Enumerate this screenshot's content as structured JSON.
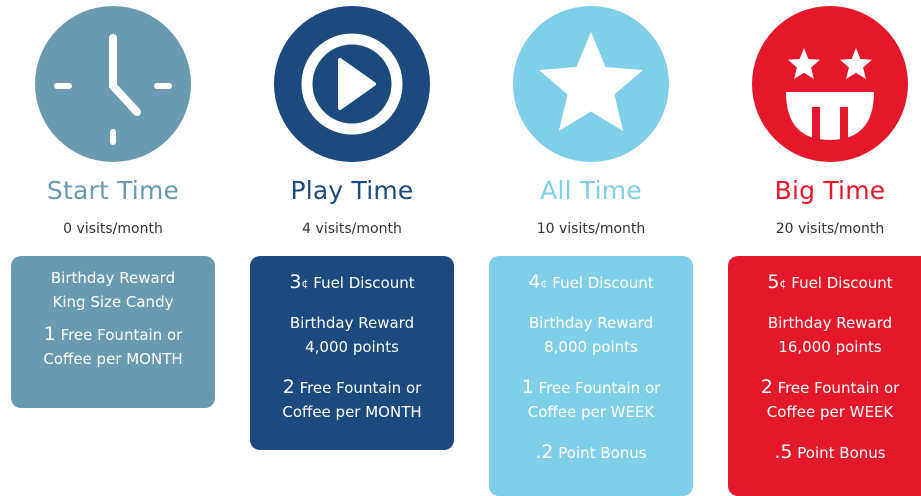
{
  "colors": {
    "start": "#6a9ab0",
    "play": "#1c4a7e",
    "all": "#7fcfe9",
    "big": "#e5182b",
    "visits_text": "#333333"
  },
  "tiers": [
    {
      "name": "Start Time",
      "icon": "clock-icon",
      "visits": "0 visits/month",
      "benefits": [
        {
          "line1": "Birthday Reward",
          "line2": "King Size Candy"
        },
        {
          "num": "1",
          "line1": "Free Fountain or",
          "line2": "Coffee per MONTH"
        }
      ]
    },
    {
      "name": "Play Time",
      "icon": "play-icon",
      "visits": "4 visits/month",
      "benefits": [
        {
          "num": "3",
          "sup": "¢",
          "line1": "Fuel Discount"
        },
        {
          "line1": "Birthday Reward",
          "line2": "4,000 points"
        },
        {
          "num": "2",
          "line1": "Free Fountain or",
          "line2": "Coffee per MONTH"
        }
      ]
    },
    {
      "name": "All Time",
      "icon": "star-icon",
      "visits": "10 visits/month",
      "benefits": [
        {
          "num": "4",
          "sup": "¢",
          "line1": "Fuel Discount"
        },
        {
          "line1": "Birthday Reward",
          "line2": "8,000 points"
        },
        {
          "num": "1",
          "line1": "Free Fountain or",
          "line2": "Coffee per WEEK"
        },
        {
          "num": ".2",
          "line1": "Point Bonus"
        }
      ]
    },
    {
      "name": "Big Time",
      "icon": "starstruck-face-icon",
      "visits": "20 visits/month",
      "benefits": [
        {
          "num": "5",
          "sup": "¢",
          "line1": "Fuel Discount"
        },
        {
          "line1": "Birthday Reward",
          "line2": "16,000 points"
        },
        {
          "num": "2",
          "line1": "Free Fountain or",
          "line2": "Coffee per WEEK"
        },
        {
          "num": ".5",
          "line1": "Point Bonus"
        }
      ]
    }
  ]
}
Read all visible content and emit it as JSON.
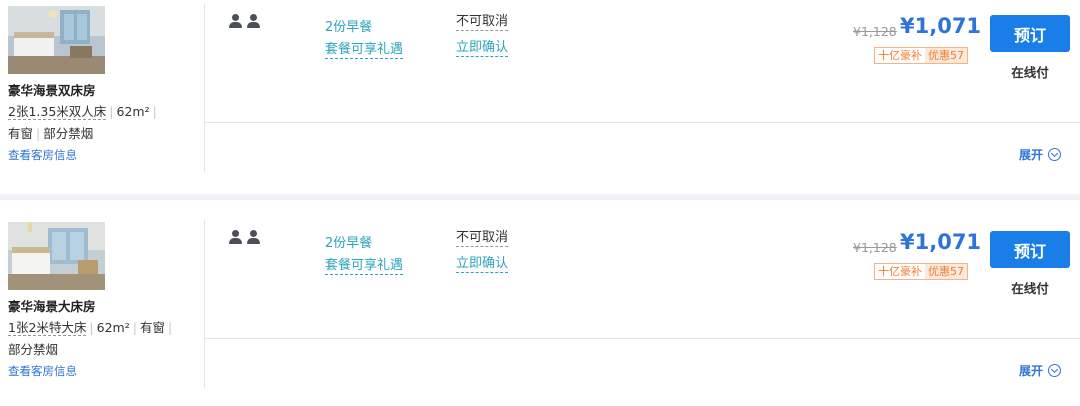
{
  "rooms": [
    {
      "name": "豪华海景双床房",
      "specs": [
        {
          "text": "2张1.35米双人床",
          "underline": true
        },
        {
          "text": "62m²",
          "underline": false
        },
        {
          "text": "有窗",
          "underline": false
        },
        {
          "text": "部分禁烟",
          "underline": false
        }
      ],
      "view_link": "查看客房信息",
      "meal": "2份早餐",
      "package": "套餐可享礼遇",
      "cancel_policy": "不可取消",
      "confirm": "立即确认",
      "original_price": "¥1,128",
      "price": "¥1,071",
      "tag_label": "十亿豪补",
      "tag_discount": "优惠57",
      "book_label": "预订",
      "pay_label": "在线付",
      "expand_label": "展开"
    },
    {
      "name": "豪华海景大床房",
      "specs": [
        {
          "text": "1张2米特大床",
          "underline": true
        },
        {
          "text": "62m²",
          "underline": false
        },
        {
          "text": "有窗",
          "underline": false
        },
        {
          "text": "部分禁烟",
          "underline": false
        }
      ],
      "view_link": "查看客房信息",
      "meal": "2份早餐",
      "package": "套餐可享礼遇",
      "cancel_policy": "不可取消",
      "confirm": "立即确认",
      "original_price": "¥1,128",
      "price": "¥1,071",
      "tag_label": "十亿豪补",
      "tag_discount": "优惠57",
      "book_label": "预订",
      "pay_label": "在线付",
      "expand_label": "展开"
    }
  ],
  "icons": {
    "guest": "person-icon",
    "expand": "chevron-down-circle-icon"
  },
  "colors": {
    "accent": "#2f73d9",
    "button": "#1a7ee8",
    "link_teal": "#2aa3bd",
    "promo_orange": "#f07c2e"
  }
}
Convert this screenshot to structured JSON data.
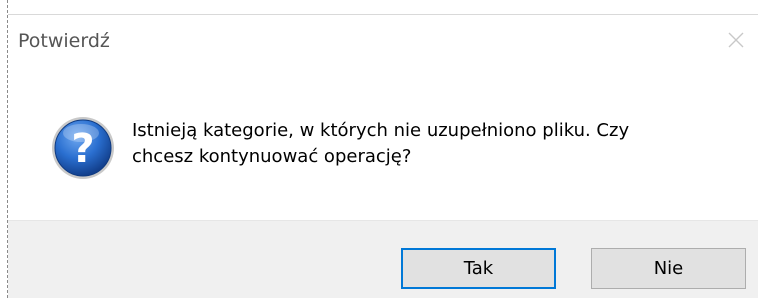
{
  "window": {
    "title": "Potwierdź"
  },
  "message": {
    "line1": "Istnieją kategorie, w których nie uzupełniono pliku. Czy",
    "line2": "chcesz kontynuować operację?"
  },
  "icon": {
    "type": "question-icon",
    "symbol": "?"
  },
  "buttons": {
    "yes_label": "Tak",
    "no_label": "Nie"
  },
  "colors": {
    "focus_border": "#0078d7",
    "button_bar_bg": "#f0f0f0",
    "icon_blue": "#1e5fb4"
  }
}
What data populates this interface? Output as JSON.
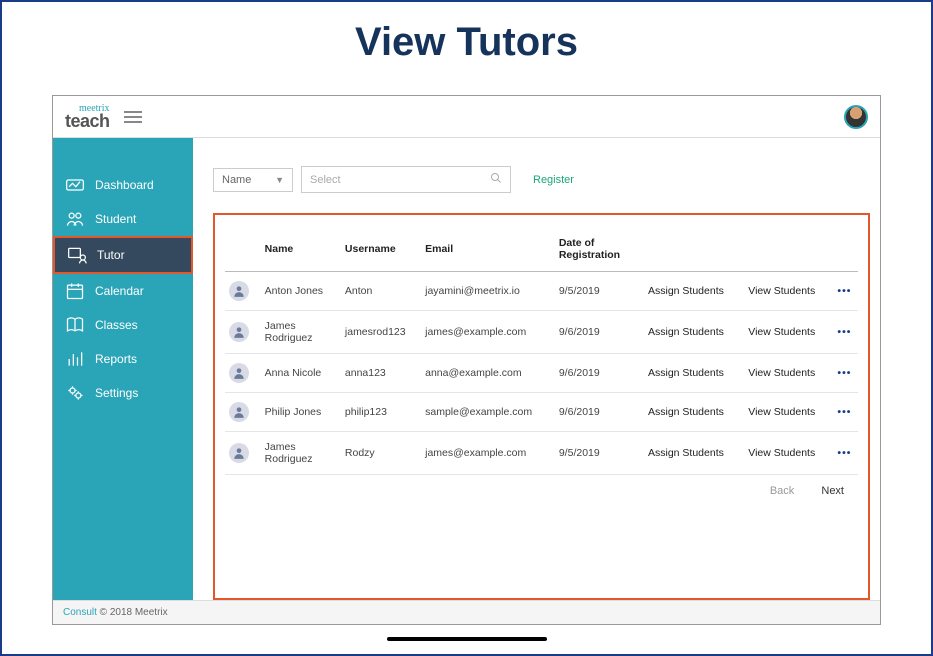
{
  "page_title": "View Tutors",
  "logo": {
    "top": "meetrix",
    "bottom": "teach"
  },
  "sidebar": {
    "items": [
      {
        "label": "Dashboard"
      },
      {
        "label": "Student"
      },
      {
        "label": "Tutor"
      },
      {
        "label": "Calendar"
      },
      {
        "label": "Classes"
      },
      {
        "label": "Reports"
      },
      {
        "label": "Settings"
      }
    ],
    "active_index": 2
  },
  "filter": {
    "dropdown_label": "Name",
    "search_placeholder": "Select",
    "register_label": "Register"
  },
  "table": {
    "headers": {
      "name": "Name",
      "username": "Username",
      "email": "Email",
      "date": "Date of Registration"
    },
    "actions": {
      "assign": "Assign Students",
      "view": "View Students"
    },
    "rows": [
      {
        "name": "Anton Jones",
        "username": "Anton",
        "email": "jayamini@meetrix.io",
        "date": "9/5/2019"
      },
      {
        "name": "James Rodriguez",
        "username": "jamesrod123",
        "email": "james@example.com",
        "date": "9/6/2019"
      },
      {
        "name": "Anna Nicole",
        "username": "anna123",
        "email": "anna@example.com",
        "date": "9/6/2019"
      },
      {
        "name": "Philip Jones",
        "username": "philip123",
        "email": "sample@example.com",
        "date": "9/6/2019"
      },
      {
        "name": "James Rodriguez",
        "username": "Rodzy",
        "email": "james@example.com",
        "date": "9/5/2019"
      }
    ]
  },
  "pager": {
    "back": "Back",
    "next": "Next"
  },
  "footer": {
    "link": "Consult",
    "rest": " © 2018 Meetrix"
  }
}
────────────────────
_Exercise objective_
Reproduce every entry word for word, but omit the pictures.

_Response to the exercise_
Enumerate this screenshot's content as structured JSON.
{
  "colors": {
    "start": "#6a9ab0",
    "play": "#1c4a7e",
    "all": "#7fcfe9",
    "big": "#e5182b",
    "visits_text": "#333333"
  },
  "tiers": [
    {
      "name": "Start Time",
      "icon": "clock-icon",
      "visits": "0 visits/month",
      "benefits": [
        {
          "line1": "Birthday Reward",
          "line2": "King Size Candy"
        },
        {
          "num": "1",
          "line1": "Free Fountain or",
          "line2": "Coffee per MONTH"
        }
      ]
    },
    {
      "name": "Play Time",
      "icon": "play-icon",
      "visits": "4 visits/month",
      "benefits": [
        {
          "num": "3",
          "sup": "¢",
          "line1": "Fuel Discount"
        },
        {
          "line1": "Birthday Reward",
          "line2": "4,000 points"
        },
        {
          "num": "2",
          "line1": "Free Fountain or",
          "line2": "Coffee per MONTH"
        }
      ]
    },
    {
      "name": "All Time",
      "icon": "star-icon",
      "visits": "10 visits/month",
      "benefits": [
        {
          "num": "4",
          "sup": "¢",
          "line1": "Fuel Discount"
        },
        {
          "line1": "Birthday Reward",
          "line2": "8,000 points"
        },
        {
          "num": "1",
          "line1": "Free Fountain or",
          "line2": "Coffee per WEEK"
        },
        {
          "num": ".2",
          "line1": "Point Bonus"
        }
      ]
    },
    {
      "name": "Big Time",
      "icon": "starstruck-face-icon",
      "visits": "20 visits/month",
      "benefits": [
        {
          "num": "5",
          "sup": "¢",
          "line1": "Fuel Discount"
        },
        {
          "line1": "Birthday Reward",
          "line2": "16,000 points"
        },
        {
          "num": "2",
          "line1": "Free Fountain or",
          "line2": "Coffee per WEEK"
        },
        {
          "num": ".5",
          "line1": "Point Bonus"
        }
      ]
    }
  ]
}
Read all visible content and emit it as JSON.
{
  "rooms": [
    {
      "name": "豪华海景双床房",
      "specs": [
        {
          "text": "2张1.35米双人床",
          "underline": true
        },
        {
          "text": "62m²",
          "underline": false
        },
        {
          "text": "有窗",
          "underline": false
        },
        {
          "text": "部分禁烟",
          "underline": false
        }
      ],
      "view_link": "查看客房信息",
      "meal": "2份早餐",
      "package": "套餐可享礼遇",
      "cancel_policy": "不可取消",
      "confirm": "立即确认",
      "original_price": "¥1,128",
      "price": "¥1,071",
      "tag_label": "十亿豪补",
      "tag_discount": "优惠57",
      "book_label": "预订",
      "pay_label": "在线付",
      "expand_label": "展开"
    },
    {
      "name": "豪华海景大床房",
      "specs": [
        {
          "text": "1张2米特大床",
          "underline": true
        },
        {
          "text": "62m²",
          "underline": false
        },
        {
          "text": "有窗",
          "underline": false
        },
        {
          "text": "部分禁烟",
          "underline": false
        }
      ],
      "view_link": "查看客房信息",
      "meal": "2份早餐",
      "package": "套餐可享礼遇",
      "cancel_policy": "不可取消",
      "confirm": "立即确认",
      "original_price": "¥1,128",
      "price": "¥1,071",
      "tag_label": "十亿豪补",
      "tag_discount": "优惠57",
      "book_label": "预订",
      "pay_label": "在线付",
      "expand_label": "展开"
    }
  ],
  "icons": {
    "guest": "person-icon",
    "expand": "chevron-down-circle-icon"
  },
  "colors": {
    "accent": "#2f73d9",
    "button": "#1a7ee8",
    "link_teal": "#2aa3bd",
    "promo_orange": "#f07c2e"
  }
}
Convert this screenshot to structured JSON data.
{
  "window": {
    "title": "Potwierdź"
  },
  "message": {
    "line1": "Istnieją kategorie, w których nie uzupełniono pliku. Czy",
    "line2": "chcesz kontynuować operację?"
  },
  "icon": {
    "type": "question-icon",
    "symbol": "?"
  },
  "buttons": {
    "yes_label": "Tak",
    "no_label": "Nie"
  },
  "colors": {
    "focus_border": "#0078d7",
    "button_bar_bg": "#f0f0f0",
    "icon_blue": "#1e5fb4"
  }
}
What data populates this interface? Output as JSON.
{
  "page_title": "View Tutors",
  "logo": {
    "top": "meetrix",
    "bottom": "teach"
  },
  "sidebar": {
    "items": [
      {
        "label": "Dashboard"
      },
      {
        "label": "Student"
      },
      {
        "label": "Tutor"
      },
      {
        "label": "Calendar"
      },
      {
        "label": "Classes"
      },
      {
        "label": "Reports"
      },
      {
        "label": "Settings"
      }
    ],
    "active_index": 2
  },
  "filter": {
    "dropdown_label": "Name",
    "search_placeholder": "Select",
    "register_label": "Register"
  },
  "table": {
    "headers": {
      "name": "Name",
      "username": "Username",
      "email": "Email",
      "date": "Date of Registration"
    },
    "actions": {
      "assign": "Assign Students",
      "view": "View Students"
    },
    "rows": [
      {
        "name": "Anton Jones",
        "username": "Anton",
        "email": "jayamini@meetrix.io",
        "date": "9/5/2019"
      },
      {
        "name": "James Rodriguez",
        "username": "jamesrod123",
        "email": "james@example.com",
        "date": "9/6/2019"
      },
      {
        "name": "Anna Nicole",
        "username": "anna123",
        "email": "anna@example.com",
        "date": "9/6/2019"
      },
      {
        "name": "Philip Jones",
        "username": "philip123",
        "email": "sample@example.com",
        "date": "9/6/2019"
      },
      {
        "name": "James Rodriguez",
        "username": "Rodzy",
        "email": "james@example.com",
        "date": "9/5/2019"
      }
    ]
  },
  "pager": {
    "back": "Back",
    "next": "Next"
  },
  "footer": {
    "link": "Consult",
    "rest": " © 2018 Meetrix"
  }
}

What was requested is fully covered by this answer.